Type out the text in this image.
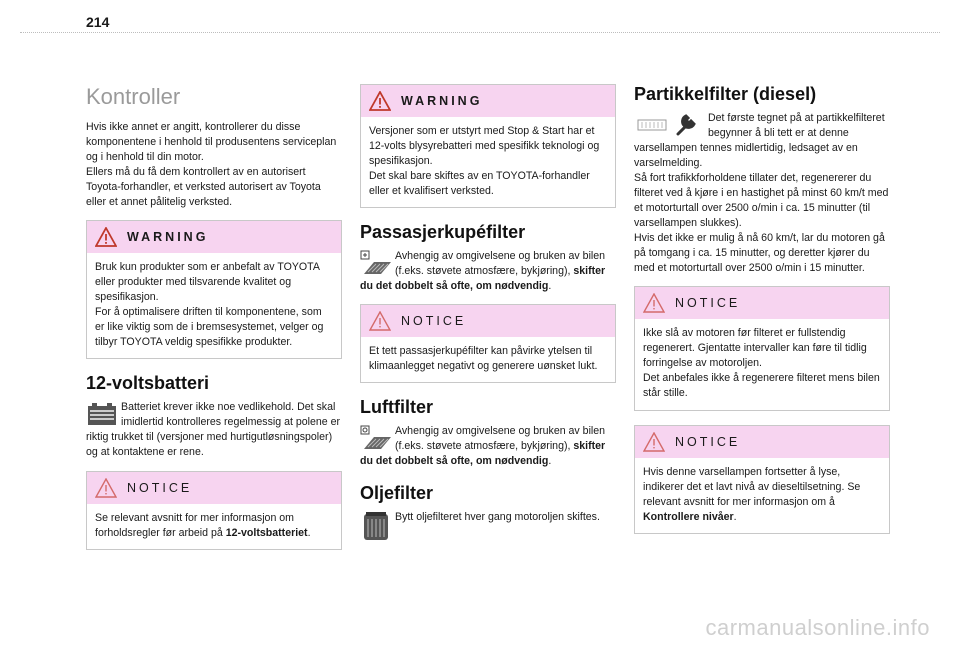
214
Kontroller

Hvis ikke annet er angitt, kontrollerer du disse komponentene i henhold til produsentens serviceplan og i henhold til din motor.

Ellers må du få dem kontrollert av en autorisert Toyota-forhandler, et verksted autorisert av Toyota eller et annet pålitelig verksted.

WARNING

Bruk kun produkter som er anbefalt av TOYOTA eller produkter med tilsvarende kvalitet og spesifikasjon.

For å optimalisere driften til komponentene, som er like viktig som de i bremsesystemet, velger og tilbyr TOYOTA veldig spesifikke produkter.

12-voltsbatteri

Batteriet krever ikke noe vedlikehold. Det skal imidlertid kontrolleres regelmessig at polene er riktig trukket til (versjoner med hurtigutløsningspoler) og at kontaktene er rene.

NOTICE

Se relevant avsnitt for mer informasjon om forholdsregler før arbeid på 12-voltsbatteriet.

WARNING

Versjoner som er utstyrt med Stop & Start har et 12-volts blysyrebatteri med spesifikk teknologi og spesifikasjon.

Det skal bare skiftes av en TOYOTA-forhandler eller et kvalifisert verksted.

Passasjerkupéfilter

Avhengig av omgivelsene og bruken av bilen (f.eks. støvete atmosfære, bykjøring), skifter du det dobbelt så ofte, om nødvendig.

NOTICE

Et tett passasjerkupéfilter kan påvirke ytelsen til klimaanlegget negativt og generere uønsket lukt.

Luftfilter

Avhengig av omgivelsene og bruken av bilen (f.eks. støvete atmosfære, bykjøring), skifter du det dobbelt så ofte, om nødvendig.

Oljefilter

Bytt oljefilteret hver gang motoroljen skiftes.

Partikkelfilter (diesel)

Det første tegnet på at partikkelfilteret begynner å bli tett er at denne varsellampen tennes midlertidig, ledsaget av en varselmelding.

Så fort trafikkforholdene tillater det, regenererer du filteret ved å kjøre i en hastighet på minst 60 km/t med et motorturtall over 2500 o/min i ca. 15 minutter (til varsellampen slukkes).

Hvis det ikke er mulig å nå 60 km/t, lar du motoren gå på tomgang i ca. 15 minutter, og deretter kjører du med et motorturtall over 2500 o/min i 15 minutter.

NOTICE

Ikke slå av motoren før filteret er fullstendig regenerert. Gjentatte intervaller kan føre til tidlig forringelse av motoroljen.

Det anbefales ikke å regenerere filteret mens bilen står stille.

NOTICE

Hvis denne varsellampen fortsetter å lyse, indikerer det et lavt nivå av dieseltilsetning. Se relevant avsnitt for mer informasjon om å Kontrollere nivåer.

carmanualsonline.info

TASK DIRECTIONS>
Repeat the records above exactly, leaving out the pictures.

EXPECTED OUTPUT>
Type out the text in this image.
214
Kontroller

Hvis ikke annet er angitt, kontrollerer du disse komponentene i henhold til produsentens serviceplan og i henhold til din motor.

Ellers må du få dem kontrollert av en autorisert Toyota-forhandler, et verksted autorisert av Toyota eller et annet pålitelig verksted.

WARNING

Bruk kun produkter som er anbefalt av TOYOTA eller produkter med tilsvarende kvalitet og spesifikasjon.

For å optimalisere driften til komponentene, som er like viktig som de i bremsesystemet, velger og tilbyr TOYOTA veldig spesifikke produkter.

12-voltsbatteri

Batteriet krever ikke noe vedlikehold. Det skal imidlertid kontrolleres regelmessig at polene er riktig trukket til (versjoner med hurtigutløsningspoler) og at kontaktene er rene.

NOTICE

Se relevant avsnitt for mer informasjon om forholdsregler før arbeid på 12-voltsbatteriet.

WARNING

Versjoner som er utstyrt med Stop & Start har et 12-volts blysyrebatteri med spesifikk teknologi og spesifikasjon.

Det skal bare skiftes av en TOYOTA-forhandler eller et kvalifisert verksted.

Passasjerkupéfilter

Avhengig av omgivelsene og bruken av bilen (f.eks. støvete atmosfære, bykjøring), skifter du det dobbelt så ofte, om nødvendig.

NOTICE

Et tett passasjerkupéfilter kan påvirke ytelsen til klimaanlegget negativt og generere uønsket lukt.

Luftfilter

Avhengig av omgivelsene og bruken av bilen (f.eks. støvete atmosfære, bykjøring), skifter du det dobbelt så ofte, om nødvendig.

Oljefilter

Bytt oljefilteret hver gang motoroljen skiftes.

Partikkelfilter (diesel)

Det første tegnet på at partikkelfilteret begynner å bli tett er at denne varsellampen tennes midlertidig, ledsaget av en varselmelding.

Så fort trafikkforholdene tillater det, regenererer du filteret ved å kjøre i en hastighet på minst 60 km/t med et motorturtall over 2500 o/min i ca. 15 minutter (til varsellampen slukkes).

Hvis det ikke er mulig å nå 60 km/t, lar du motoren gå på tomgang i ca. 15 minutter, og deretter kjører du med et motorturtall over 2500 o/min i 15 minutter.

NOTICE

Ikke slå av motoren før filteret er fullstendig regenerert. Gjentatte intervaller kan føre til tidlig forringelse av motoroljen.

Det anbefales ikke å regenerere filteret mens bilen står stille.

NOTICE

Hvis denne varsellampen fortsetter å lyse, indikerer det et lavt nivå av dieseltilsetning. Se relevant avsnitt for mer informasjon om å Kontrollere nivåer.

carmanualsonline.info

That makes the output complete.